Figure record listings
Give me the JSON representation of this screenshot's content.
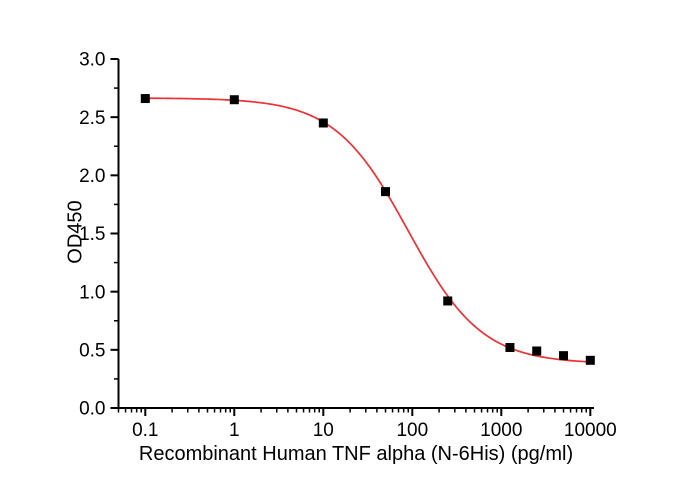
{
  "chart_data": {
    "type": "scatter",
    "title": "",
    "xlabel": "Recombinant Human TNF alpha (N-6His) (pg/ml)",
    "ylabel": "OD450",
    "x_scale": "log",
    "y_scale": "linear",
    "xlim": [
      0.05,
      11000
    ],
    "ylim": [
      0,
      3
    ],
    "x_major_ticks": [
      0.1,
      1,
      10,
      100,
      1000,
      10000
    ],
    "x_tick_labels": [
      "0.1",
      "1",
      "10",
      "100",
      "1000",
      "10000"
    ],
    "y_major_ticks": [
      0.0,
      0.5,
      1.0,
      1.5,
      2.0,
      2.5,
      3.0
    ],
    "y_tick_labels": [
      "0.0",
      "0.5",
      "1.0",
      "1.5",
      "2.0",
      "2.5",
      "3.0"
    ],
    "y_minor_step": 0.25,
    "grid": false,
    "legend": false,
    "background_color": "#ffffff",
    "axis_color": "#000000",
    "series": [
      {
        "name": "OD450 measurements",
        "marker": "square",
        "marker_size": 9,
        "marker_color": "#000000",
        "x": [
          0.1,
          1,
          10,
          50,
          250,
          1250,
          2500,
          5000,
          10000
        ],
        "y": [
          2.66,
          2.65,
          2.45,
          1.86,
          0.92,
          0.52,
          0.49,
          0.45,
          0.41
        ]
      }
    ],
    "fit_curve": {
      "model": "4PL",
      "top": 2.665,
      "bottom": 0.38,
      "ec50": 90,
      "hill": 1.05,
      "color": "#ee3135",
      "x_range": [
        0.1,
        10000
      ]
    }
  }
}
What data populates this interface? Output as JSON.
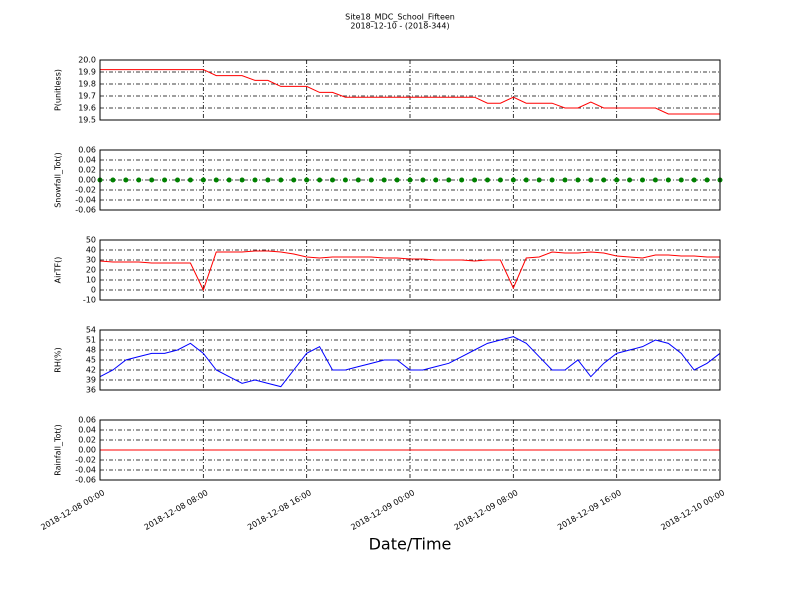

__Your objective__
The records above must be echoed exactly, minus their pictures.

__Task result__
Give me the JSON representation of this screenshot's content.
{
  "chart_data": {
    "type": "scatter",
    "title": "",
    "xlabel": "Recombinant Human TNF alpha (N-6His) (pg/ml)",
    "ylabel": "OD450",
    "x_scale": "log",
    "y_scale": "linear",
    "xlim": [
      0.05,
      11000
    ],
    "ylim": [
      0,
      3
    ],
    "x_major_ticks": [
      0.1,
      1,
      10,
      100,
      1000,
      10000
    ],
    "x_tick_labels": [
      "0.1",
      "1",
      "10",
      "100",
      "1000",
      "10000"
    ],
    "y_major_ticks": [
      0.0,
      0.5,
      1.0,
      1.5,
      2.0,
      2.5,
      3.0
    ],
    "y_tick_labels": [
      "0.0",
      "0.5",
      "1.0",
      "1.5",
      "2.0",
      "2.5",
      "3.0"
    ],
    "y_minor_step": 0.25,
    "grid": false,
    "legend": false,
    "background_color": "#ffffff",
    "axis_color": "#000000",
    "series": [
      {
        "name": "OD450 measurements",
        "marker": "square",
        "marker_size": 9,
        "marker_color": "#000000",
        "x": [
          0.1,
          1,
          10,
          50,
          250,
          1250,
          2500,
          5000,
          10000
        ],
        "y": [
          2.66,
          2.65,
          2.45,
          1.86,
          0.92,
          0.52,
          0.49,
          0.45,
          0.41
        ]
      }
    ],
    "fit_curve": {
      "model": "4PL",
      "top": 2.665,
      "bottom": 0.38,
      "ec50": 90,
      "hill": 1.05,
      "color": "#ee3135",
      "x_range": [
        0.1,
        10000
      ]
    }
  }
}
What data populates this interface? Output as JSON.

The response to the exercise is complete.